[Dataset items]
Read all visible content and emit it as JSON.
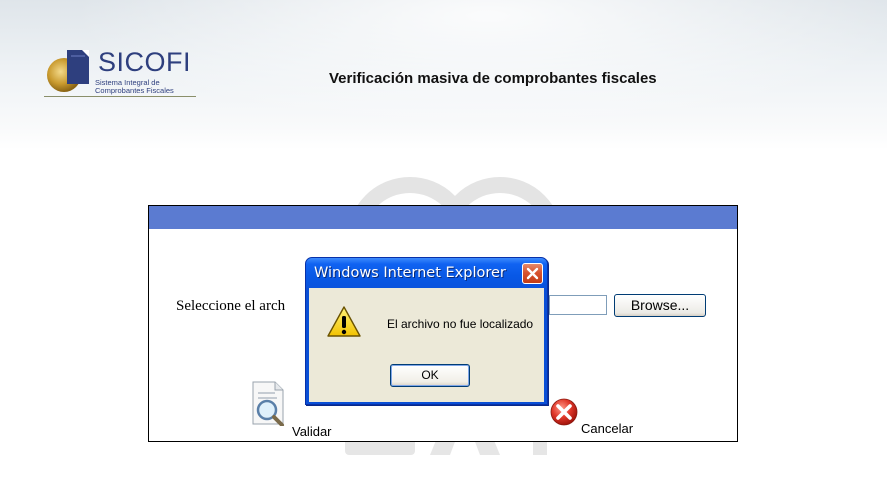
{
  "header": {
    "logo": {
      "wordmark": "SICOFI",
      "tagline_line1": "Sistema Integral de",
      "tagline_line2": "Comprobantes Fiscales"
    },
    "title": "Verificación masiva de comprobantes fiscales"
  },
  "watermark": {
    "text": "SAT"
  },
  "form": {
    "file_label": "Seleccione el arch",
    "file_value": "",
    "browse_label": "Browse...",
    "validate_label": "Validar",
    "cancel_label": "Cancelar"
  },
  "dialog": {
    "title": "Windows Internet Explorer",
    "message": "El archivo no fue localizado",
    "ok_label": "OK",
    "icon": "warning-icon",
    "close_icon": "close-icon"
  },
  "colors": {
    "panel_header": "#5b7bd1",
    "dialog_title_bar": "#0a53dd",
    "dialog_body": "#ece9d8",
    "brand_text": "#2e3f7e"
  }
}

● **STATED PROBLEM**: Output all the records, word for word, with no pictures in the copy.

● **TASK SOLUTION**:
Read all visible content and emit it as JSON.
{
  "header": {
    "logo": {
      "wordmark": "SICOFI",
      "tagline_line1": "Sistema Integral de",
      "tagline_line2": "Comprobantes Fiscales"
    },
    "title": "Verificación masiva de comprobantes fiscales"
  },
  "watermark": {
    "text": "SAT"
  },
  "form": {
    "file_label": "Seleccione el arch",
    "file_value": "",
    "browse_label": "Browse...",
    "validate_label": "Validar",
    "cancel_label": "Cancelar"
  },
  "dialog": {
    "title": "Windows Internet Explorer",
    "message": "El archivo no fue localizado",
    "ok_label": "OK",
    "icon": "warning-icon",
    "close_icon": "close-icon"
  },
  "colors": {
    "panel_header": "#5b7bd1",
    "dialog_title_bar": "#0a53dd",
    "dialog_body": "#ece9d8",
    "brand_text": "#2e3f7e"
  }
}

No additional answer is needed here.